— start of Available records —

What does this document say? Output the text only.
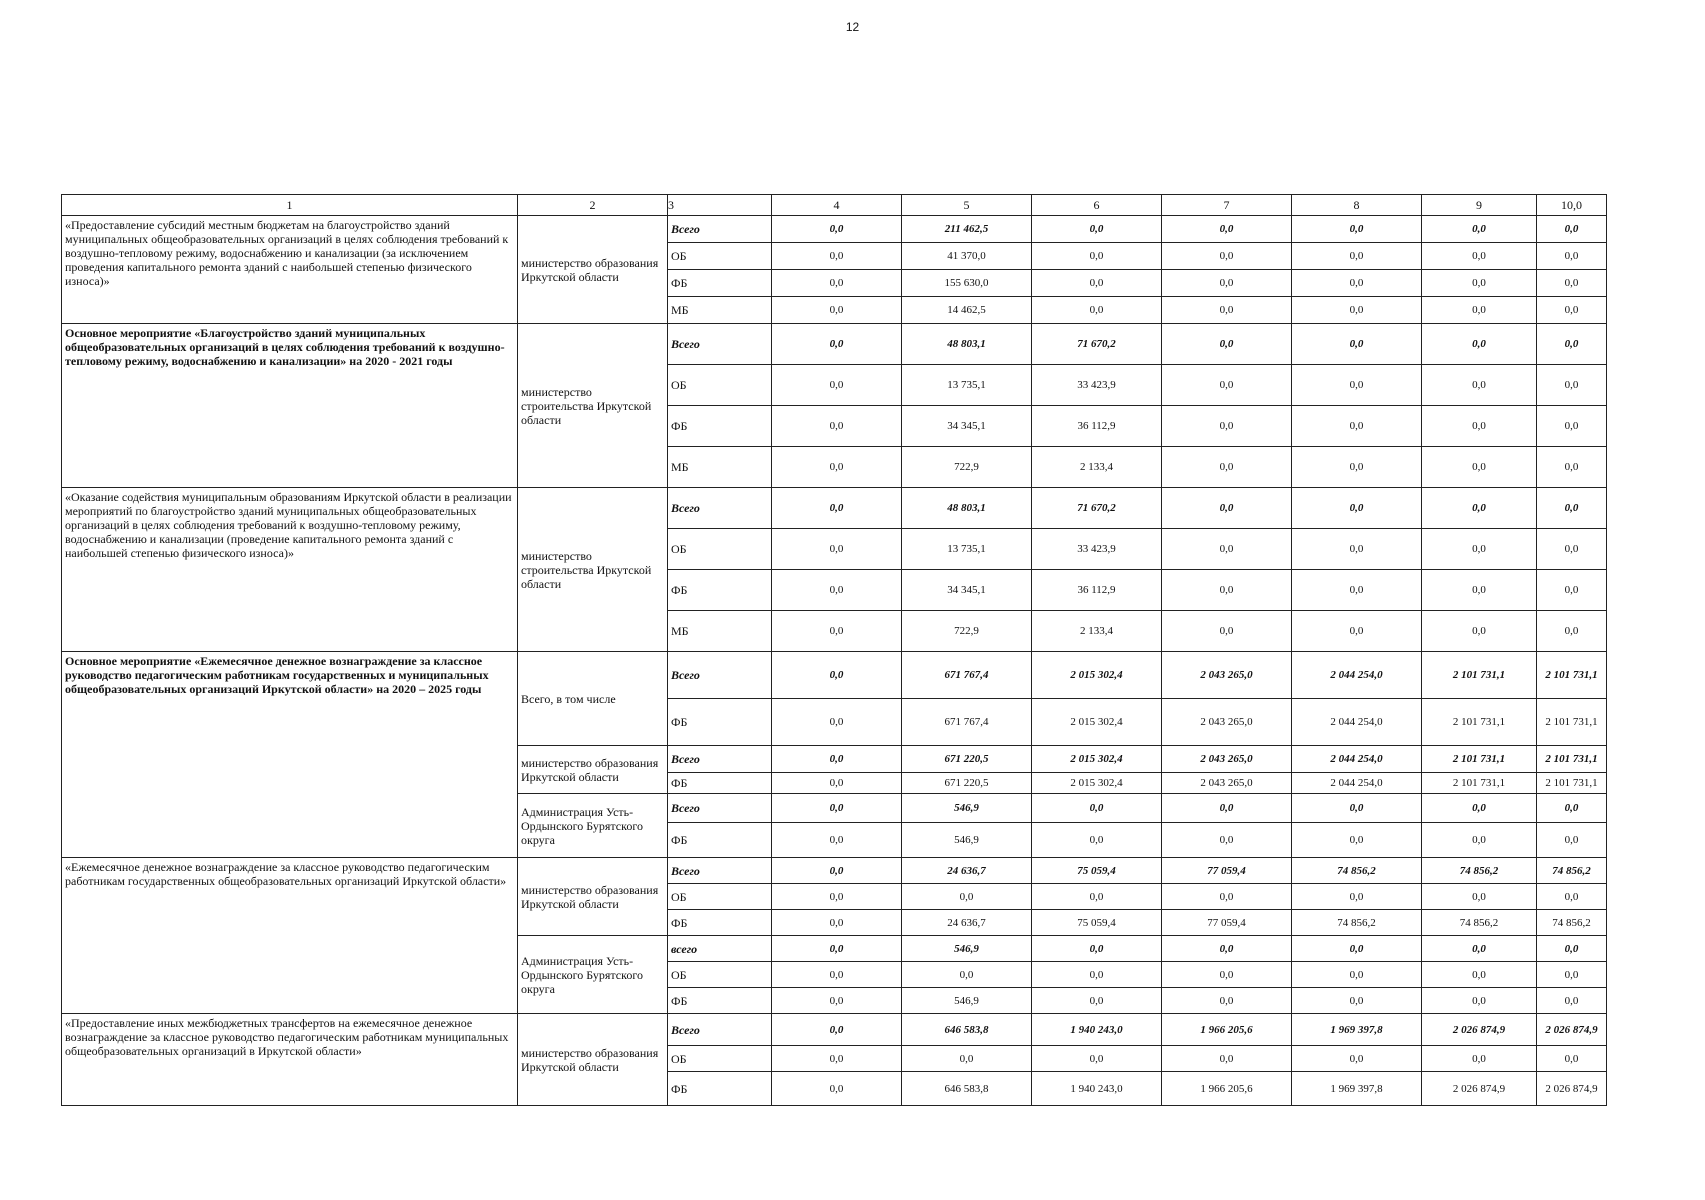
12
1	2	3	4	5	6	7	8	9	10,0
«Предоставление субсидий местным бюджетам на благоустройство зданий муниципальных общеобразовательных организаций в целях соблюдения требований к воздушно-тепловому режиму, водоснабжению и канализации (за исключением проведения капитального ремонта зданий с наибольшей степенью физического износа)»	министерство образования Иркутской области	Всего	0,0	211 462,5	0,0	0,0	0,0	0,0	0,0
		ОБ	0,0	41 370,0	0,0	0,0	0,0	0,0	0,0
		ФБ	0,0	155 630,0	0,0	0,0	0,0	0,0	0,0
		МБ	0,0	14 462,5	0,0	0,0	0,0	0,0	0,0
Основное мероприятие «Благоустройство зданий муниципальных общеобразовательных организаций в целях соблюдения требований к воздушно-тепловому режиму, водоснабжению и канализации» на 2020 - 2021 годы	министерство строительства Иркутской области	Всего	0,0	48 803,1	71 670,2	0,0	0,0	0,0	0,0
		ОБ	0,0	13 735,1	33 423,9	0,0	0,0	0,0	0,0
		ФБ	0,0	34 345,1	36 112,9	0,0	0,0	0,0	0,0
		МБ	0,0	722,9	2 133,4	0,0	0,0	0,0	0,0
«Оказание содействия муниципальным образованиям Иркутской области в реализации мероприятий по благоустройство зданий муниципальных общеобразовательных организаций в целях соблюдения требований к воздушно-тепловому режиму, водоснабжению и канализации (проведение капитального ремонта зданий с наибольшей степенью физического износа)»	министерство строительства Иркутской области	Всего	0,0	48 803,1	71 670,2	0,0	0,0	0,0	0,0
		ОБ	0,0	13 735,1	33 423,9	0,0	0,0	0,0	0,0
		ФБ	0,0	34 345,1	36 112,9	0,0	0,0	0,0	0,0
		МБ	0,0	722,9	2 133,4	0,0	0,0	0,0	0,0
Основное мероприятие «Ежемесячное денежное вознаграждение за классное руководство педагогическим работникам государственных и муниципальных общеобразовательных организаций Иркутской области» на 2020 – 2025 годы	Всего, в том числе	Всего	0,0	671 767,4	2 015 302,4	2 043 265,0	2 044 254,0	2 101 731,1	2 101 731,1
		ФБ	0,0	671 767,4	2 015 302,4	2 043 265,0	2 044 254,0	2 101 731,1	2 101 731,1
	министерство образования Иркутской области	Всего	0,0	671 220,5	2 015 302,4	2 043 265,0	2 044 254,0	2 101 731,1	2 101 731,1
		ФБ	0,0	671 220,5	2 015 302,4	2 043 265,0	2 044 254,0	2 101 731,1	2 101 731,1
	Администрация Усть-Ордынского Бурятского округа	Всего	0,0	546,9	0,0	0,0	0,0	0,0	0,0
		ФБ	0,0	546,9	0,0	0,0	0,0	0,0	0,0
«Ежемесячное денежное вознаграждение за классное руководство педагогическим работникам государственных общеобразовательных организаций Иркутской области»	министерство образования Иркутской области	Всего	0,0	24 636,7	75 059,4	77 059,4	74 856,2	74 856,2	74 856,2
		ОБ	0,0	0,0	0,0	0,0	0,0	0,0	0,0
		ФБ	0,0	24 636,7	75 059,4	77 059,4	74 856,2	74 856,2	74 856,2
	Администрация Усть-Ордынского Бурятского округа	всего	0,0	546,9	0,0	0,0	0,0	0,0	0,0
		ОБ	0,0	0,0	0,0	0,0	0,0	0,0	0,0
		ФБ	0,0	546,9	0,0	0,0	0,0	0,0	0,0
«Предоставление иных межбюджетных трансфертов на ежемесячное денежное вознаграждение за классное руководство педагогическим работникам муниципальных общеобразовательных организаций в Иркутской области»	министерство образования Иркутской области	Всего	0,0	646 583,8	1 940 243,0	1 966 205,6	1 969 397,8	2 026 874,9	2 026 874,9
		ОБ	0,0	0,0	0,0	0,0	0,0	0,0	0,0
		ФБ	0,0	646 583,8	1 940 243,0	1 966 205,6	1 969 397,8	2 026 874,9	2 026 874,9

— end of Available records —

**Task instructions**
Give the material again exactly as it is, but keep the pictures out.

**Written response**
What does this document say? Output the text only.
12
1	2	3	4	5	6	7	8	9	10,0
«Предоставление субсидий местным бюджетам на благоустройство зданий муниципальных общеобразовательных организаций в целях соблюдения требований к воздушно-тепловому режиму, водоснабжению и канализации (за исключением проведения капитального ремонта зданий с наибольшей степенью физического износа)»	министерство образования Иркутской области	Всего	0,0	211 462,5	0,0	0,0	0,0	0,0	0,0
		ОБ	0,0	41 370,0	0,0	0,0	0,0	0,0	0,0
		ФБ	0,0	155 630,0	0,0	0,0	0,0	0,0	0,0
		МБ	0,0	14 462,5	0,0	0,0	0,0	0,0	0,0
Основное мероприятие «Благоустройство зданий муниципальных общеобразовательных организаций в целях соблюдения требований к воздушно-тепловому режиму, водоснабжению и канализации» на 2020 - 2021 годы	министерство строительства Иркутской области	Всего	0,0	48 803,1	71 670,2	0,0	0,0	0,0	0,0
		ОБ	0,0	13 735,1	33 423,9	0,0	0,0	0,0	0,0
		ФБ	0,0	34 345,1	36 112,9	0,0	0,0	0,0	0,0
		МБ	0,0	722,9	2 133,4	0,0	0,0	0,0	0,0
«Оказание содействия муниципальным образованиям Иркутской области в реализации мероприятий по благоустройство зданий муниципальных общеобразовательных организаций в целях соблюдения требований к воздушно-тепловому режиму, водоснабжению и канализации (проведение капитального ремонта зданий с наибольшей степенью физического износа)»	министерство строительства Иркутской области	Всего	0,0	48 803,1	71 670,2	0,0	0,0	0,0	0,0
		ОБ	0,0	13 735,1	33 423,9	0,0	0,0	0,0	0,0
		ФБ	0,0	34 345,1	36 112,9	0,0	0,0	0,0	0,0
		МБ	0,0	722,9	2 133,4	0,0	0,0	0,0	0,0
Основное мероприятие «Ежемесячное денежное вознаграждение за классное руководство педагогическим работникам государственных и муниципальных общеобразовательных организаций Иркутской области» на 2020 – 2025 годы	Всего, в том числе	Всего	0,0	671 767,4	2 015 302,4	2 043 265,0	2 044 254,0	2 101 731,1	2 101 731,1
		ФБ	0,0	671 767,4	2 015 302,4	2 043 265,0	2 044 254,0	2 101 731,1	2 101 731,1
	министерство образования Иркутской области	Всего	0,0	671 220,5	2 015 302,4	2 043 265,0	2 044 254,0	2 101 731,1	2 101 731,1
		ФБ	0,0	671 220,5	2 015 302,4	2 043 265,0	2 044 254,0	2 101 731,1	2 101 731,1
	Администрация Усть-Ордынского Бурятского округа	Всего	0,0	546,9	0,0	0,0	0,0	0,0	0,0
		ФБ	0,0	546,9	0,0	0,0	0,0	0,0	0,0
«Ежемесячное денежное вознаграждение за классное руководство педагогическим работникам государственных общеобразовательных организаций Иркутской области»	министерство образования Иркутской области	Всего	0,0	24 636,7	75 059,4	77 059,4	74 856,2	74 856,2	74 856,2
		ОБ	0,0	0,0	0,0	0,0	0,0	0,0	0,0
		ФБ	0,0	24 636,7	75 059,4	77 059,4	74 856,2	74 856,2	74 856,2
	Администрация Усть-Ордынского Бурятского округа	всего	0,0	546,9	0,0	0,0	0,0	0,0	0,0
		ОБ	0,0	0,0	0,0	0,0	0,0	0,0	0,0
		ФБ	0,0	546,9	0,0	0,0	0,0	0,0	0,0
«Предоставление иных межбюджетных трансфертов на ежемесячное денежное вознаграждение за классное руководство педагогическим работникам муниципальных общеобразовательных организаций в Иркутской области»	министерство образования Иркутской области	Всего	0,0	646 583,8	1 940 243,0	1 966 205,6	1 969 397,8	2 026 874,9	2 026 874,9
		ОБ	0,0	0,0	0,0	0,0	0,0	0,0	0,0
		ФБ	0,0	646 583,8	1 940 243,0	1 966 205,6	1 969 397,8	2 026 874,9	2 026 874,9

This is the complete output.